→ Required work:
Return all lines below containing the word "gull".
● ● ● ● ●
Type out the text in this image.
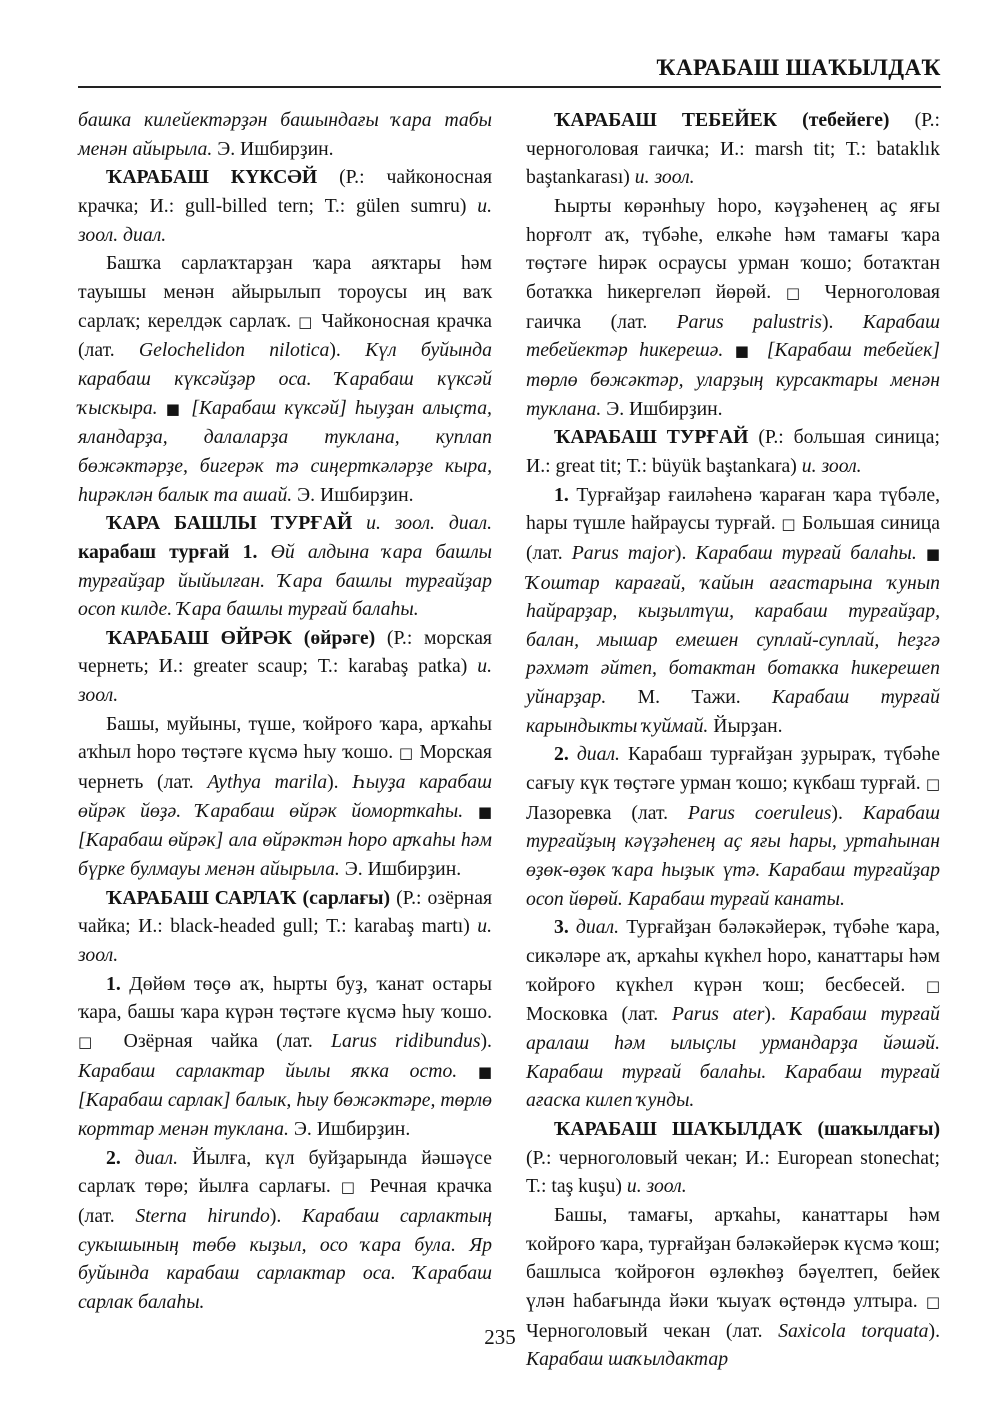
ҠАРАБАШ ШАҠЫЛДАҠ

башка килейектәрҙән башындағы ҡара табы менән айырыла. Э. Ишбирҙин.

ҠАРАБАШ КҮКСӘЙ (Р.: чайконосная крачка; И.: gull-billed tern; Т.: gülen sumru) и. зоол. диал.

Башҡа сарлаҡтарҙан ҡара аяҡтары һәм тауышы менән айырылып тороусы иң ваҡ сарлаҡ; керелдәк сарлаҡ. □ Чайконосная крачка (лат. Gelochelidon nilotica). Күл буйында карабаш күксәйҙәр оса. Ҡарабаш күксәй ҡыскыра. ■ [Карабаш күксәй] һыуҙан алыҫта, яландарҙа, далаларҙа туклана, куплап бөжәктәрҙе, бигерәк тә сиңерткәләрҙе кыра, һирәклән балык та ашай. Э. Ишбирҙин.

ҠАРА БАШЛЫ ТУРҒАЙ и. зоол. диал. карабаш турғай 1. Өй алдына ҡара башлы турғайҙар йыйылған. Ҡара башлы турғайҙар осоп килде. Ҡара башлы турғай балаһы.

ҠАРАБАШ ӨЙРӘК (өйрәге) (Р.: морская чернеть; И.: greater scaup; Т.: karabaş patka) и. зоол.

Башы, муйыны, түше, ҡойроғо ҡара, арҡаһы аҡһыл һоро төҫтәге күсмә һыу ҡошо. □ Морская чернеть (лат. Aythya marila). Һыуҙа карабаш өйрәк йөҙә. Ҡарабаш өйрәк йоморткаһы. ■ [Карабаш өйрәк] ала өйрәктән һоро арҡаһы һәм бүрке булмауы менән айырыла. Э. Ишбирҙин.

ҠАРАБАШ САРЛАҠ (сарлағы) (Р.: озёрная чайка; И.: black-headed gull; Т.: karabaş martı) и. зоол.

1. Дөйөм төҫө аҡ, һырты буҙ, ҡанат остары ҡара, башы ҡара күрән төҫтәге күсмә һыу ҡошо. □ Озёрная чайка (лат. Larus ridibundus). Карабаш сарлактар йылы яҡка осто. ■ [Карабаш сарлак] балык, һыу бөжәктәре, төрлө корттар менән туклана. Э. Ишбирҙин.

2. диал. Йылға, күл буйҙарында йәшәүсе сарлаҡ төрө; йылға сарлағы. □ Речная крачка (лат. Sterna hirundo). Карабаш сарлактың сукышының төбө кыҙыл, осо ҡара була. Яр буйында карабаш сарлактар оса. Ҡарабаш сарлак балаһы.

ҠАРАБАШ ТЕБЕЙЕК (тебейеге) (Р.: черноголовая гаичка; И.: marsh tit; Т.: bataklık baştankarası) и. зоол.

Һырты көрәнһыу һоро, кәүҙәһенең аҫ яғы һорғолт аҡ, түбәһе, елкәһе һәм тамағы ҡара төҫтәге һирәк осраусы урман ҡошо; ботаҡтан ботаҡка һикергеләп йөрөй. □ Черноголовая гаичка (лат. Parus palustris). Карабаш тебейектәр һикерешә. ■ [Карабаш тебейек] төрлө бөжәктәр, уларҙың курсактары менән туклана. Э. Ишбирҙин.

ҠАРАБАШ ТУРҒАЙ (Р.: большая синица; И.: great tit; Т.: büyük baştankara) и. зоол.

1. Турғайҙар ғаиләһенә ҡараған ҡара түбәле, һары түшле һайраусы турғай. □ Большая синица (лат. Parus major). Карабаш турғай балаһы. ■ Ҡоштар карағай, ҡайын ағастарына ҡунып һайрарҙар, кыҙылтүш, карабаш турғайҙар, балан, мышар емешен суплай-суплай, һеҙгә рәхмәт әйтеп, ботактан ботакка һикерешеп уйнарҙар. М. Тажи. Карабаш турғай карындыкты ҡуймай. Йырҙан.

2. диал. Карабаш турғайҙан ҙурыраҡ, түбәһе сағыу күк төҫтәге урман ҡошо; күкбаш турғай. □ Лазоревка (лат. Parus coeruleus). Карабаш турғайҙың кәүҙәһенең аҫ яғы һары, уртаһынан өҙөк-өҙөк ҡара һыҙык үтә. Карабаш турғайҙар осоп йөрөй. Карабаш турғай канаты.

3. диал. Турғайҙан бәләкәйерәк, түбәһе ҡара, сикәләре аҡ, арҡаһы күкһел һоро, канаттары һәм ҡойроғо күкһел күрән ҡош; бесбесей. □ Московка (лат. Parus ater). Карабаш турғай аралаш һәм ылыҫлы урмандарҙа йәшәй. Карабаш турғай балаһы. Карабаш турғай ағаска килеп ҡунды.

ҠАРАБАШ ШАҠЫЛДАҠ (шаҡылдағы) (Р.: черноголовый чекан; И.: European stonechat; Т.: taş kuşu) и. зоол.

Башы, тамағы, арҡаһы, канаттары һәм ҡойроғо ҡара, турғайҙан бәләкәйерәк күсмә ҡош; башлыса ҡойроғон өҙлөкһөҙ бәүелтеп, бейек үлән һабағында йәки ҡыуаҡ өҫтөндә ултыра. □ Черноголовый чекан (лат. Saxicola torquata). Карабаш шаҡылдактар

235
● ● ● ● ●
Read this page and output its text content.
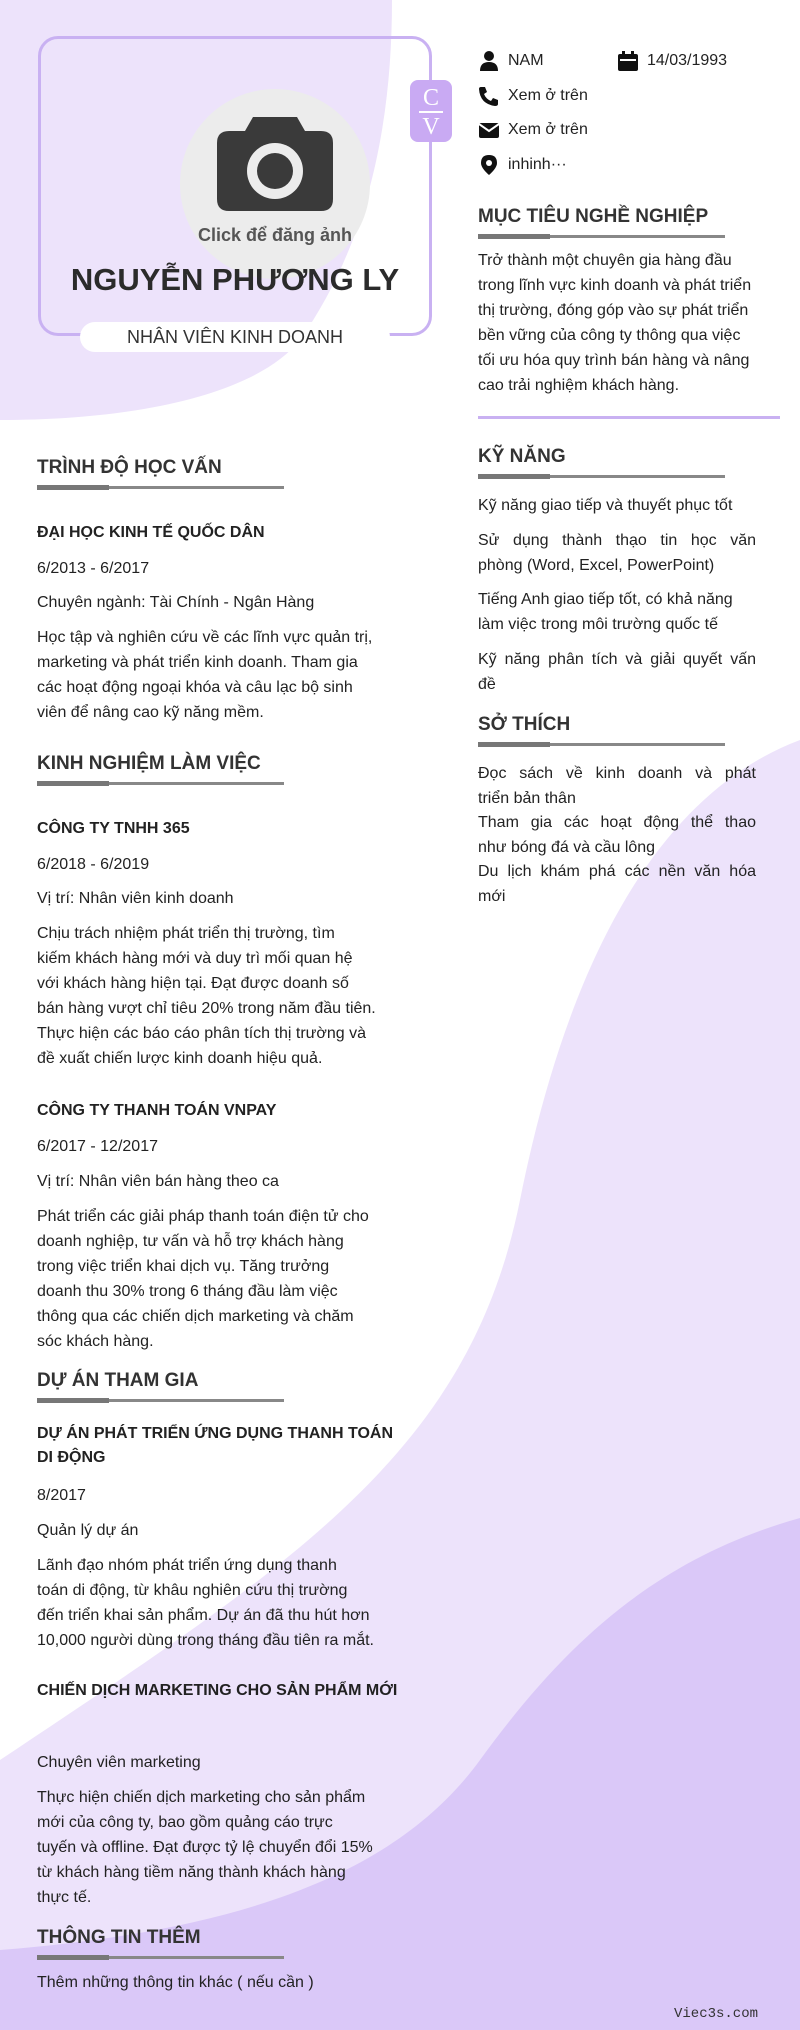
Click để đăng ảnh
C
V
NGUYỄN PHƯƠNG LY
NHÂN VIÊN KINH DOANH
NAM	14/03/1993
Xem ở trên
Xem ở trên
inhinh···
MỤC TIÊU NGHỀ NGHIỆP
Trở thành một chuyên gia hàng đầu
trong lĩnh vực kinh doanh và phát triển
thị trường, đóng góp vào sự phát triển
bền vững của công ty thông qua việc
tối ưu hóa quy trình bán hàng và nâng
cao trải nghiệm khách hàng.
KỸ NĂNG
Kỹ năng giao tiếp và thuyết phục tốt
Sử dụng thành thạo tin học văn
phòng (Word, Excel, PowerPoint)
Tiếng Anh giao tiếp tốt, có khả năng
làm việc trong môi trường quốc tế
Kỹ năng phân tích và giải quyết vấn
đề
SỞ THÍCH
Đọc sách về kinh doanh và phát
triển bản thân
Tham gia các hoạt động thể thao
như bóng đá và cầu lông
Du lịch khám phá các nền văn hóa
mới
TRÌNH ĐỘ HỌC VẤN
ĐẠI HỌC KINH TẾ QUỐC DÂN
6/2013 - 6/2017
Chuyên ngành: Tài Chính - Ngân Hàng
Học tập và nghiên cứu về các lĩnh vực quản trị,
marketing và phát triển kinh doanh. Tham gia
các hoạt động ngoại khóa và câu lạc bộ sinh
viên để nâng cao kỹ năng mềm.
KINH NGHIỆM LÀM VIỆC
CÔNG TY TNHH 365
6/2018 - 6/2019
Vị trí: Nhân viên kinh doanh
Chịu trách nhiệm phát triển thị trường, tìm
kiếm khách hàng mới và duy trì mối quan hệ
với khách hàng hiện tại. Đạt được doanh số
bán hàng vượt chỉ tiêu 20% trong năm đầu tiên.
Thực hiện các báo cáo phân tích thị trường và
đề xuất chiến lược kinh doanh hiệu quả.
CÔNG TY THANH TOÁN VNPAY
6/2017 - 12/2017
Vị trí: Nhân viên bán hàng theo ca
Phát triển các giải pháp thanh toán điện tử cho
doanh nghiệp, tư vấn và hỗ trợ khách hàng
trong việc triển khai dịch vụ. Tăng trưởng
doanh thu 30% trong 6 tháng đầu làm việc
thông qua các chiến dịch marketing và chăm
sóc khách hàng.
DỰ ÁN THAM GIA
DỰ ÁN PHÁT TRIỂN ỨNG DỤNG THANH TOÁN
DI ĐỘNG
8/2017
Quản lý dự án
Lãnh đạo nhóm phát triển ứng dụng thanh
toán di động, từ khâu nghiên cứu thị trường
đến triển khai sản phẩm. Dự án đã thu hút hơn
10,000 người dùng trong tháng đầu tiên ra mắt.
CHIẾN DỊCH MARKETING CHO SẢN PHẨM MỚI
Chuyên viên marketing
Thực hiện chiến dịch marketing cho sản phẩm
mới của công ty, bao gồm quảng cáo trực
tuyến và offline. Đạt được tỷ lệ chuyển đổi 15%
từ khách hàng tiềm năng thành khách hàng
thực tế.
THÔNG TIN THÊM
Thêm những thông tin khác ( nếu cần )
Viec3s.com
● ● ● ● ●
→ Output of the task:
ҠАРАБАШ КҮКСӘЙ (Р.: чайконосная крачка; И.: gull-billed tern; Т.: gülen sumru) и. зоол. диал.
ҠАРАБАШ САРЛАҠ (сарлағы) (Р.: озёрная чайка; И.: black-headed gull; Т.: karabaş martı) и. зоол.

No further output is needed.